• [QUOTED TEXT]
One can certainly see part of the point the Guardian makes about the Tuareg/Moor/Arab groups and the Mali army. As I have written before two major ethnic groups seem to dominate in the northern provinces.
The Songhai seem to be farmers and should be thus mostly be settled in the souther areas of the northern provinces, along the riverbeds and lakes, especially of course along the great Niger. Ok, this ethnic map ( from the African Art Virtual Gallery ) seems to give a general idea of the situation. Note that quite some of the recent fighting took place in the traditional homeland of the Songhai, in areas where relative little Tuareg live. (Both Songhay and Songhai seem to be valid).Mali's population consists of diverse Sub-Saharan ethnic groups, sharing similar historic, cultural, and religious traditions. Exceptions are two nomadic northern groups, the Tuaregs, a Berber people, and Maurs (or Moors), of Arabo-Berber origins. The Tuaregs traditionally have opposed the central government. Starting in June 1990 in the north, Tuaregs seeking greater autonomy led to clashes with the military. In April 1992, the government and most opposing factions signed a pact to end the fighting and restore stability in the north. Its major aims are to allow greater autonomy to the north and increase government resource allocation to what has been a traditionally impoverished region. The peace agreement was celebrated in 1996 in Timbuktu during an official and highly publicized ceremony called "Flamme de la Paix"--(peace flame).

• [Collection entries]

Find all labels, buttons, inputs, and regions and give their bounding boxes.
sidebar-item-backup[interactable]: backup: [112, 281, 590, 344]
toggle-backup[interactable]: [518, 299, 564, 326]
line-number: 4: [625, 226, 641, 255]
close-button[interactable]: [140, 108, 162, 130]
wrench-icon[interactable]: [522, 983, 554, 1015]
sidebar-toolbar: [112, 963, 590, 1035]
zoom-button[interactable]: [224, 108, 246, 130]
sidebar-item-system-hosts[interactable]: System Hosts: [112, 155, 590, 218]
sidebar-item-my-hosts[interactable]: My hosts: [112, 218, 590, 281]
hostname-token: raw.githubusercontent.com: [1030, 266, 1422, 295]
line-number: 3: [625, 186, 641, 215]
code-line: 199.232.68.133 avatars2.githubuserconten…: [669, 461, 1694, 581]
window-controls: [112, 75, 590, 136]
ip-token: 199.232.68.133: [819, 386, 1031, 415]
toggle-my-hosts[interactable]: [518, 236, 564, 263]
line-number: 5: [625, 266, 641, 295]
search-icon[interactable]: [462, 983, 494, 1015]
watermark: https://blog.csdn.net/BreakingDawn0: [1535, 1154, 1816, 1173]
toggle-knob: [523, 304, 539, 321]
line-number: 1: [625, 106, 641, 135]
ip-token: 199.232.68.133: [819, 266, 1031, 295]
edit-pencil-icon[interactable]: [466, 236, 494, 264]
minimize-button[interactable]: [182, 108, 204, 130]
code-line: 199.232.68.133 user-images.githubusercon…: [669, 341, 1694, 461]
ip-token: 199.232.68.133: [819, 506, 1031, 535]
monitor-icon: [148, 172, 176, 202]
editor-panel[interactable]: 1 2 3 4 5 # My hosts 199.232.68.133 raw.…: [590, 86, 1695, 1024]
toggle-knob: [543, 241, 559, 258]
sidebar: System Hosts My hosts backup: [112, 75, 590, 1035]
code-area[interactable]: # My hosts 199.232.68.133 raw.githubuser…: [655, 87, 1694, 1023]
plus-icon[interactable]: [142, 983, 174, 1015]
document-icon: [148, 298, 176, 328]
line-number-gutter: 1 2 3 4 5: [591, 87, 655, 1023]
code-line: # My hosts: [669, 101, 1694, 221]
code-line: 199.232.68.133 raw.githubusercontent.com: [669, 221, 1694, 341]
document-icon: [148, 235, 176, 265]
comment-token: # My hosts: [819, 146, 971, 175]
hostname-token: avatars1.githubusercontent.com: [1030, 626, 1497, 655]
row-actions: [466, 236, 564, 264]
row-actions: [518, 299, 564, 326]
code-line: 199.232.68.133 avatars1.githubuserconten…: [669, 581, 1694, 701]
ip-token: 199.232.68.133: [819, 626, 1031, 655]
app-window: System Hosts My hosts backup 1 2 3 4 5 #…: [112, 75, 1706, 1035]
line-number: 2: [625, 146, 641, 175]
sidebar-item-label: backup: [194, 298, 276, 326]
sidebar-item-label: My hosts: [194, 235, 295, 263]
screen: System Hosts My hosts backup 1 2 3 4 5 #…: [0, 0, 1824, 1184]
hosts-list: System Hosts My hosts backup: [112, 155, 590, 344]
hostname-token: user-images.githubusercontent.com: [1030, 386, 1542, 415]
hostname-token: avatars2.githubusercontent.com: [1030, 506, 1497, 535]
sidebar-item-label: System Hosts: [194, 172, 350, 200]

• [PROBLEM SET]
A. According to the passage on Mali's ethnic groups, when did the government and most opposing factions sign a pact to end the fighting in the north?
B. Decide whether each statement agrees with the passage on Mali's ethnic groups: (i) The Tuaregs are a Berber people. (ii) The Tuaregs have traditionally supported the central government. (iii) The peace agreement was celebrated in Timbuktu.
C. Carry on the passage about Mali's ethnic groups from its last sentence.

• [EXPECTED ANSWERS]
A. In April 1992.

B.
(i) Yes: "the Tuaregs, a Berber people"
(ii) No: "The Tuaregs traditionally have opposed the central government."
(iii) Yes: "The peace agreement was celebrated in 1996 in Timbuktu"

C.
Historically, interethnic relations throughout the rest of the country were facilitated by easy mobility on the Niger River and across the country's vast savannahs. Each ethnic group was traditionally tied to a specific occupation, all working within proximity to each other, although the distinctions were often blurred. The Bambara, Malink, Sarakole, Dogon and Songhay are farmers; the Fula or Fulani, Maur, and Tuareg are herders, while the Bozo are fishers. In recent years, this linkage has shifted considerably, as ethnic groups seek diverse, nontraditional sources of income.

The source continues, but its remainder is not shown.